● TASK
Transcribe the records below exactly.

● TASK INPUT
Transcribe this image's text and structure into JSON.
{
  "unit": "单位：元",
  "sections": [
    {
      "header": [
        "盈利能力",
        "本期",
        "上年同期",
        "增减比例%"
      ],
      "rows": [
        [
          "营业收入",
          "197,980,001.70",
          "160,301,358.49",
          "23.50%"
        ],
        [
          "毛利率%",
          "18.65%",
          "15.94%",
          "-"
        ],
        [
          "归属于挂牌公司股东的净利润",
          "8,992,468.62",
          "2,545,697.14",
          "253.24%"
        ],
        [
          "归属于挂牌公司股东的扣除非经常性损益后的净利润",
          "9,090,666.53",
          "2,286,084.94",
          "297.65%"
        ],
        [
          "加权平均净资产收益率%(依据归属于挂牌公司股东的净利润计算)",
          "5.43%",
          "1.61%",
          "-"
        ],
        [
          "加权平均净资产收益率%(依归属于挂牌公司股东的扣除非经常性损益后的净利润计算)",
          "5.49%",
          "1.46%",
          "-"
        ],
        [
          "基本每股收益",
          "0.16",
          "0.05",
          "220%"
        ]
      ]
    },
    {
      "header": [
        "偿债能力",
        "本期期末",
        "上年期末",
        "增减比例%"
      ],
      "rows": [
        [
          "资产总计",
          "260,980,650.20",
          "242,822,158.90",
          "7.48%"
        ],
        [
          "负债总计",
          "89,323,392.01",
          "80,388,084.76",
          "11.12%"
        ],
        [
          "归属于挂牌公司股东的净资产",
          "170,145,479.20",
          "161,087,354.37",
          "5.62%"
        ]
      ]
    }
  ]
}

● RESULT
Transcribe this image's text and structure into JSON.
{
  "unit": "单位：元",
  "sections": [
    {
      "header": [
        "盈利能力",
        "本期",
        "上年同期",
        "增减比例%"
      ],
      "rows": [
        [
          "营业收入",
          "197,980,001.70",
          "160,301,358.49",
          "23.50%"
        ],
        [
          "毛利率%",
          "18.65%",
          "15.94%",
          "-"
        ],
        [
          "归属于挂牌公司股东的净利润",
          "8,992,468.62",
          "2,545,697.14",
          "253.24%"
        ],
        [
          "归属于挂牌公司股东的扣除非经常性损益后的净利润",
          "9,090,666.53",
          "2,286,084.94",
          "297.65%"
        ],
        [
          "加权平均净资产收益率%(依据归属于挂牌公司股东的净利润计算)",
          "5.43%",
          "1.61%",
          "-"
        ],
        [
          "加权平均净资产收益率%(依归属于挂牌公司股东的扣除非经常性损益后的净利润计算)",
          "5.49%",
          "1.46%",
          "-"
        ],
        [
          "基本每股收益",
          "0.16",
          "0.05",
          "220%"
        ]
      ]
    },
    {
      "header": [
        "偿债能力",
        "本期期末",
        "上年期末",
        "增减比例%"
      ],
      "rows": [
        [
          "资产总计",
          "260,980,650.20",
          "242,822,158.90",
          "7.48%"
        ],
        [
          "负债总计",
          "89,323,392.01",
          "80,388,084.76",
          "11.12%"
        ],
        [
          "归属于挂牌公司股东的净资产",
          "170,145,479.20",
          "161,087,354.37",
          "5.62%"
        ]
      ]
    }
  ]
}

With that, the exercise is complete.